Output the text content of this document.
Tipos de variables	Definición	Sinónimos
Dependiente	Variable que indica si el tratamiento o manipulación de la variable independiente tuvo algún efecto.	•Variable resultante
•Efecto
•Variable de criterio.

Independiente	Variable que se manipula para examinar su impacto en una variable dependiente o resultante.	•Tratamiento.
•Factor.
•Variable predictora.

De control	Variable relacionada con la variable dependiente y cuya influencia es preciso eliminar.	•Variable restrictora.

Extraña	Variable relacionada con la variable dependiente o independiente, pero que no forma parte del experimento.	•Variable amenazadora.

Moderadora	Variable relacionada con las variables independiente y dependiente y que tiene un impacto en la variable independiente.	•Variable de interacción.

_DIRECTIVE:_ Print every entry exactly as it appears.

_RESULT:_
Output the text content of this document.
Tipos de variables	Definición	Sinónimos
Dependiente	Variable que indica si el tratamiento o manipulación de la variable independiente tuvo algún efecto.	•Variable resultante
•Efecto
•Variable de criterio.

Independiente	Variable que se manipula para examinar su impacto en una variable dependiente o resultante.	•Tratamiento.
•Factor.
•Variable predictora.

De control	Variable relacionada con la variable dependiente y cuya influencia es preciso eliminar.	•Variable restrictora.

Extraña	Variable relacionada con la variable dependiente o independiente, pero que no forma parte del experimento.	•Variable amenazadora.

Moderadora	Variable relacionada con las variables independiente y dependiente y que tiene un impacto en la variable independiente.	•Variable de interacción.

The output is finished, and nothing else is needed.